DIRECTION: Write out the material exactly, with the pictures left out.

EXTRACTED DATA:

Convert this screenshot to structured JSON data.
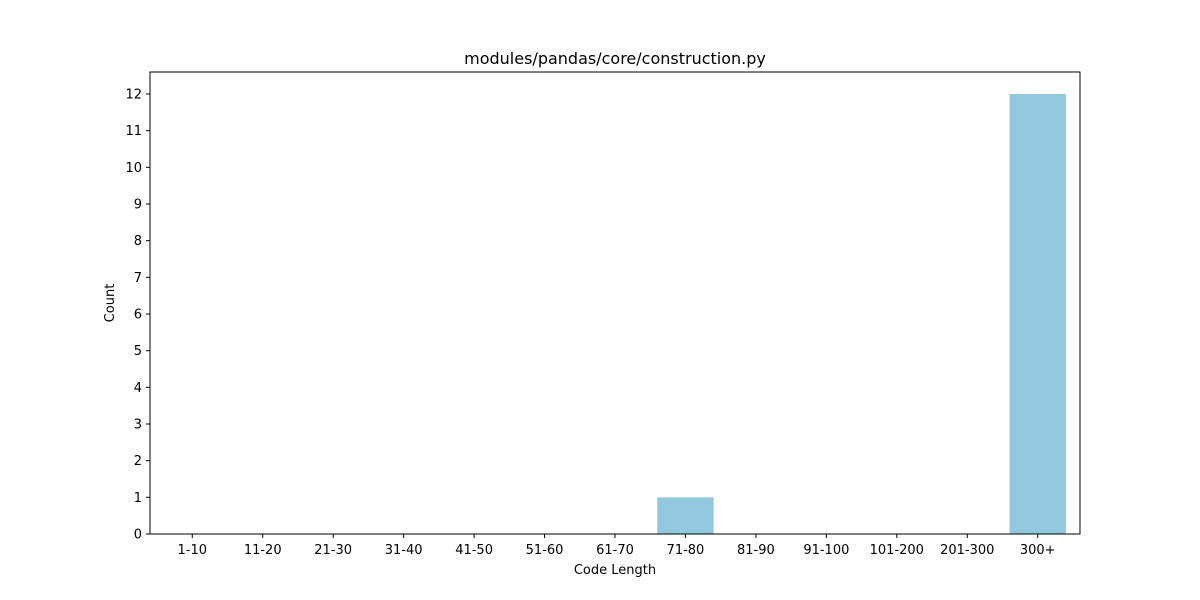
{
  "chart_data": {
    "type": "bar",
    "title": "modules/pandas/core/construction.py",
    "xlabel": "Code Length",
    "ylabel": "Count",
    "categories": [
      "1-10",
      "11-20",
      "21-30",
      "31-40",
      "41-50",
      "51-60",
      "61-70",
      "71-80",
      "81-90",
      "91-100",
      "101-200",
      "201-300",
      "300+"
    ],
    "values": [
      0,
      0,
      0,
      0,
      0,
      0,
      0,
      1,
      0,
      0,
      0,
      0,
      12
    ],
    "ylim": [
      0,
      12.6
    ],
    "yticks": [
      0,
      1,
      2,
      3,
      4,
      5,
      6,
      7,
      8,
      9,
      10,
      11,
      12
    ],
    "grid": false,
    "legend": "none",
    "bar_color": "#92c8dd"
  }
}
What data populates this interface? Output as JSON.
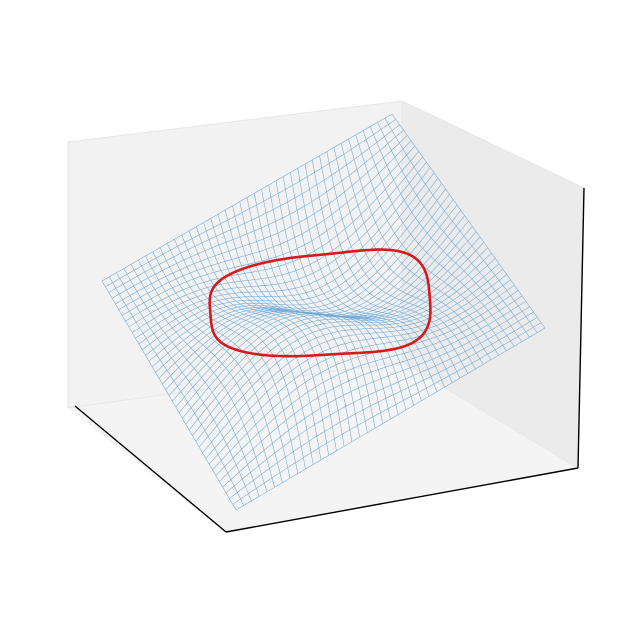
{
  "chart_data": {
    "type": "surface3d",
    "title": "",
    "xlabel": "",
    "ylabel": "",
    "zlabel": "",
    "axis_ticks_visible": false,
    "grid": false,
    "legend": "none",
    "surface": {
      "kind": "wireframe",
      "x_range": [
        -1,
        1
      ],
      "y_range": [
        -1,
        1
      ],
      "grid_lines_per_axis": 40,
      "shape": "saddle-like monkey surface, flat center with raised and lowered corners",
      "color": "#6fa8d6"
    },
    "contour": {
      "kind": "closed level curve at z = 0",
      "shape": "rounded square loop around the flat center",
      "color": "#d7191c"
    }
  }
}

EXPECTED ANSWER:
Convert this screenshot to structured JSON data.
{
  "chart_data": {
    "type": "bar",
    "title": "modules/pandas/core/construction.py",
    "xlabel": "Code Length",
    "ylabel": "Count",
    "categories": [
      "1-10",
      "11-20",
      "21-30",
      "31-40",
      "41-50",
      "51-60",
      "61-70",
      "71-80",
      "81-90",
      "91-100",
      "101-200",
      "201-300",
      "300+"
    ],
    "values": [
      0,
      0,
      0,
      0,
      0,
      0,
      0,
      1,
      0,
      0,
      0,
      0,
      12
    ],
    "ylim": [
      0,
      12.6
    ],
    "yticks": [
      0,
      1,
      2,
      3,
      4,
      5,
      6,
      7,
      8,
      9,
      10,
      11,
      12
    ],
    "grid": false,
    "legend": "none",
    "bar_color": "#92c8dd"
  }
}
What data populates this interface? Output as JSON.
{
  "chart_data": {
    "type": "surface3d",
    "title": "",
    "xlabel": "",
    "ylabel": "",
    "zlabel": "",
    "axis_ticks_visible": false,
    "grid": false,
    "legend": "none",
    "surface": {
      "kind": "wireframe",
      "x_range": [
        -1,
        1
      ],
      "y_range": [
        -1,
        1
      ],
      "grid_lines_per_axis": 40,
      "shape": "saddle-like monkey surface, flat center with raised and lowered corners",
      "color": "#6fa8d6"
    },
    "contour": {
      "kind": "closed level curve at z = 0",
      "shape": "rounded square loop around the flat center",
      "color": "#d7191c"
    }
  }
}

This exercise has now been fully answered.